→ **WHAT YOU HAVE TO DO**
In the entries that follow, count each line containing "approaches" and state the total, nothing more.

[Stored items]
•••••
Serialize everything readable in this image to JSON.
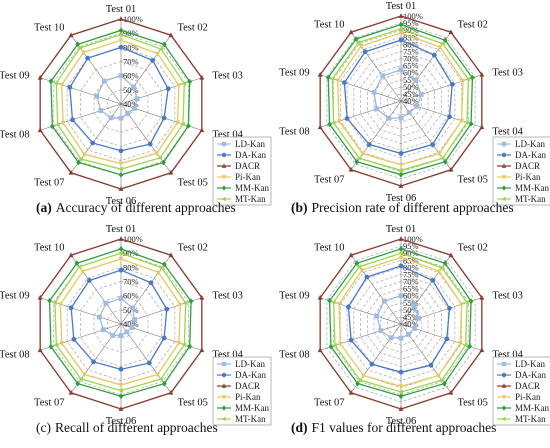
{
  "figure": {
    "panels": [
      {
        "tag": "(a)",
        "caption": "Accuracy of different approaches",
        "tag_bold": true
      },
      {
        "tag": "(b)",
        "caption": "Precision rate of different approaches",
        "tag_bold": true
      },
      {
        "tag": "(c)",
        "caption": "Recall of different approaches",
        "tag_bold": false
      },
      {
        "tag": "(d)",
        "caption": "F1 values for different approaches",
        "tag_bold": true
      }
    ]
  },
  "chart_data": [
    {
      "type": "radar",
      "title": "",
      "categories": [
        "Test 01",
        "Test 02",
        "Test 03",
        "Test 04",
        "Test 05",
        "Test 06",
        "Test 07",
        "Test 08",
        "Test 09",
        "Test 10"
      ],
      "radial_ticks": [
        "40%",
        "50%",
        "60%",
        "70%",
        "80%",
        "90%",
        "100%"
      ],
      "rlim": [
        40,
        100
      ],
      "grid": true,
      "legend_position": "bottom-right",
      "series": [
        {
          "name": "LD-Kan",
          "color": "#9dbbe3",
          "marker": "square",
          "values": [
            60,
            55,
            52,
            50,
            48,
            50,
            52,
            55,
            58,
            60
          ]
        },
        {
          "name": "DA-Kan",
          "color": "#4a78c8",
          "marker": "circle",
          "values": [
            80,
            78,
            75,
            72,
            75,
            73,
            74,
            76,
            78,
            80
          ]
        },
        {
          "name": "DACR",
          "color": "#8b3a2f",
          "marker": "triangle",
          "values": [
            100,
            100,
            100,
            100,
            100,
            100,
            100,
            100,
            100,
            100
          ]
        },
        {
          "name": "Pi-Kan",
          "color": "#e7c85a",
          "marker": "tri_down",
          "values": [
            85,
            84,
            83,
            82,
            83,
            82,
            84,
            83,
            84,
            85
          ]
        },
        {
          "name": "MM-Kan",
          "color": "#2e9e3f",
          "marker": "diamond",
          "values": [
            92,
            92,
            91,
            90,
            91,
            90,
            91,
            91,
            92,
            92
          ]
        },
        {
          "name": "MT-Kan",
          "color": "#9fd64a",
          "marker": "tri_left",
          "values": [
            89,
            88,
            87,
            86,
            87,
            86,
            88,
            87,
            88,
            89
          ]
        }
      ]
    },
    {
      "type": "radar",
      "title": "",
      "categories": [
        "Test 01",
        "Test 02",
        "Test 03",
        "Test 04",
        "Test 05",
        "Test 06",
        "Test 07",
        "Test 08",
        "Test 09",
        "Test 10"
      ],
      "radial_ticks": [
        "40%",
        "45%",
        "50%",
        "55%",
        "60%",
        "65%",
        "70%",
        "75%",
        "80%",
        "85%",
        "90%",
        "95%",
        "100%"
      ],
      "rlim": [
        40,
        100
      ],
      "grid": true,
      "legend_position": "bottom-right",
      "series": [
        {
          "name": "LD-Kan",
          "color": "#9dbbe3",
          "marker": "square",
          "values": [
            62,
            58,
            55,
            52,
            50,
            52,
            55,
            58,
            60,
            62
          ]
        },
        {
          "name": "DA-Kan",
          "color": "#4a78c8",
          "marker": "circle",
          "values": [
            83,
            80,
            78,
            76,
            78,
            77,
            78,
            80,
            82,
            83
          ]
        },
        {
          "name": "DACR",
          "color": "#8b3a2f",
          "marker": "triangle",
          "values": [
            100,
            100,
            100,
            100,
            100,
            100,
            100,
            100,
            100,
            100
          ]
        },
        {
          "name": "Pi-Kan",
          "color": "#e7c85a",
          "marker": "tri_down",
          "values": [
            88,
            87,
            86,
            85,
            86,
            85,
            86,
            86,
            87,
            88
          ]
        },
        {
          "name": "MM-Kan",
          "color": "#2e9e3f",
          "marker": "diamond",
          "values": [
            94,
            93,
            93,
            92,
            93,
            92,
            93,
            93,
            94,
            94
          ]
        },
        {
          "name": "MT-Kan",
          "color": "#9fd64a",
          "marker": "tri_left",
          "values": [
            91,
            90,
            90,
            89,
            90,
            89,
            90,
            90,
            91,
            91
          ]
        }
      ]
    },
    {
      "type": "radar",
      "title": "",
      "categories": [
        "Test 01",
        "Test 02",
        "Test 03",
        "Test 04",
        "Test 05",
        "Test 06",
        "Test 07",
        "Test 08",
        "Test 09",
        "Test 10"
      ],
      "radial_ticks": [
        "40%",
        "50%",
        "60%",
        "70%",
        "80%",
        "90%",
        "100%"
      ],
      "rlim": [
        40,
        100
      ],
      "grid": true,
      "legend_position": "bottom-right",
      "series": [
        {
          "name": "LD-Kan",
          "color": "#9dbbe3",
          "marker": "square",
          "values": [
            58,
            54,
            50,
            48,
            47,
            48,
            50,
            53,
            56,
            58
          ]
        },
        {
          "name": "DA-Kan",
          "color": "#4a78c8",
          "marker": "circle",
          "values": [
            78,
            76,
            74,
            72,
            74,
            72,
            73,
            75,
            77,
            78
          ]
        },
        {
          "name": "DACR",
          "color": "#8b3a2f",
          "marker": "triangle",
          "values": [
            100,
            100,
            100,
            100,
            100,
            100,
            100,
            100,
            100,
            100
          ]
        },
        {
          "name": "Pi-Kan",
          "color": "#e7c85a",
          "marker": "tri_down",
          "values": [
            86,
            85,
            84,
            83,
            84,
            83,
            84,
            84,
            85,
            86
          ]
        },
        {
          "name": "MM-Kan",
          "color": "#2e9e3f",
          "marker": "diamond",
          "values": [
            93,
            92,
            92,
            91,
            92,
            91,
            92,
            92,
            93,
            93
          ]
        },
        {
          "name": "MT-Kan",
          "color": "#9fd64a",
          "marker": "tri_left",
          "values": [
            90,
            89,
            88,
            87,
            88,
            87,
            88,
            88,
            89,
            90
          ]
        }
      ]
    },
    {
      "type": "radar",
      "title": "",
      "categories": [
        "Test 01",
        "Test 02",
        "Test 03",
        "Test 04",
        "Test 05",
        "Test 06",
        "Test 07",
        "Test 08",
        "Test 09",
        "Test 10"
      ],
      "radial_ticks": [
        "40%",
        "45%",
        "50%",
        "55%",
        "60%",
        "65%",
        "70%",
        "75%",
        "80%",
        "85%",
        "90%",
        "95%",
        "100%"
      ],
      "rlim": [
        40,
        100
      ],
      "grid": true,
      "legend_position": "bottom-right",
      "series": [
        {
          "name": "LD-Kan",
          "color": "#9dbbe3",
          "marker": "square",
          "values": [
            60,
            56,
            53,
            50,
            49,
            50,
            52,
            55,
            58,
            60
          ]
        },
        {
          "name": "DA-Kan",
          "color": "#4a78c8",
          "marker": "circle",
          "values": [
            81,
            78,
            76,
            74,
            76,
            74,
            75,
            77,
            79,
            81
          ]
        },
        {
          "name": "DACR",
          "color": "#8b3a2f",
          "marker": "triangle",
          "values": [
            100,
            100,
            100,
            100,
            100,
            100,
            100,
            100,
            100,
            100
          ]
        },
        {
          "name": "Pi-Kan",
          "color": "#e7c85a",
          "marker": "tri_down",
          "values": [
            87,
            86,
            85,
            84,
            85,
            84,
            85,
            85,
            86,
            87
          ]
        },
        {
          "name": "MM-Kan",
          "color": "#2e9e3f",
          "marker": "diamond",
          "values": [
            93,
            93,
            92,
            91,
            92,
            91,
            92,
            92,
            93,
            93
          ]
        },
        {
          "name": "MT-Kan",
          "color": "#9fd64a",
          "marker": "tri_left",
          "values": [
            90,
            89,
            89,
            88,
            89,
            88,
            89,
            89,
            90,
            90
          ]
        }
      ]
    }
  ]
}
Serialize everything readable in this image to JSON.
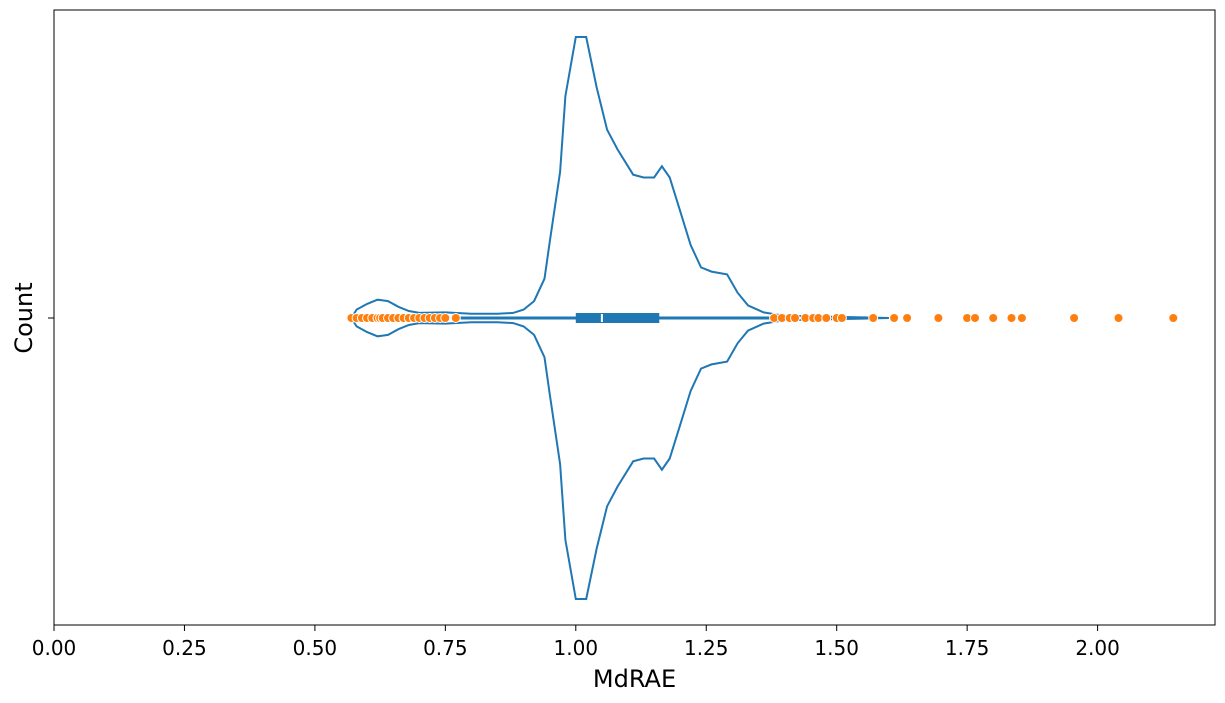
{
  "chart_data": {
    "type": "violin",
    "xlabel": "MdRAE",
    "ylabel": "Count",
    "xlim": [
      0.0,
      2.225
    ],
    "x_ticks": [
      "0.00",
      "0.25",
      "0.50",
      "0.75",
      "1.00",
      "1.25",
      "1.50",
      "1.75",
      "2.00"
    ],
    "y_ticks": [
      ""
    ],
    "grid": false,
    "colors": {
      "violin": "#1f77b4",
      "outliers": "#ff7f0e",
      "median": "#ffffff"
    },
    "box": {
      "q1": 1.0,
      "median": 1.05,
      "q3": 1.16,
      "whisker_low": 0.77,
      "whisker_high": 1.38
    },
    "density_profile": [
      [
        0.57,
        0.0
      ],
      [
        0.58,
        0.03
      ],
      [
        0.6,
        0.05
      ],
      [
        0.62,
        0.065
      ],
      [
        0.64,
        0.06
      ],
      [
        0.66,
        0.04
      ],
      [
        0.68,
        0.025
      ],
      [
        0.7,
        0.018
      ],
      [
        0.75,
        0.02
      ],
      [
        0.8,
        0.015
      ],
      [
        0.85,
        0.015
      ],
      [
        0.88,
        0.018
      ],
      [
        0.9,
        0.03
      ],
      [
        0.92,
        0.06
      ],
      [
        0.94,
        0.14
      ],
      [
        0.95,
        0.27
      ],
      [
        0.97,
        0.52
      ],
      [
        0.98,
        0.79
      ],
      [
        1.0,
        1.0
      ],
      [
        1.02,
        1.0
      ],
      [
        1.04,
        0.82
      ],
      [
        1.06,
        0.67
      ],
      [
        1.08,
        0.6
      ],
      [
        1.11,
        0.51
      ],
      [
        1.13,
        0.5
      ],
      [
        1.15,
        0.5
      ],
      [
        1.165,
        0.54
      ],
      [
        1.18,
        0.5
      ],
      [
        1.2,
        0.38
      ],
      [
        1.22,
        0.26
      ],
      [
        1.24,
        0.18
      ],
      [
        1.26,
        0.165
      ],
      [
        1.29,
        0.155
      ],
      [
        1.31,
        0.09
      ],
      [
        1.33,
        0.045
      ],
      [
        1.36,
        0.02
      ],
      [
        1.4,
        0.008
      ],
      [
        1.5,
        0.004
      ],
      [
        1.55,
        0.002
      ],
      [
        1.6,
        0.0
      ]
    ],
    "outliers": [
      0.57,
      0.58,
      0.59,
      0.6,
      0.61,
      0.62,
      0.625,
      0.63,
      0.64,
      0.65,
      0.66,
      0.67,
      0.68,
      0.69,
      0.7,
      0.71,
      0.72,
      0.73,
      0.74,
      0.75,
      0.77,
      1.38,
      1.395,
      1.41,
      1.42,
      1.44,
      1.455,
      1.465,
      1.48,
      1.5,
      1.51,
      1.57,
      1.61,
      1.635,
      1.695,
      1.75,
      1.765,
      1.8,
      1.835,
      1.855,
      1.955,
      2.04,
      2.145
    ]
  }
}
•••••
→ **SOLUTION TO THE PROBLEM**
4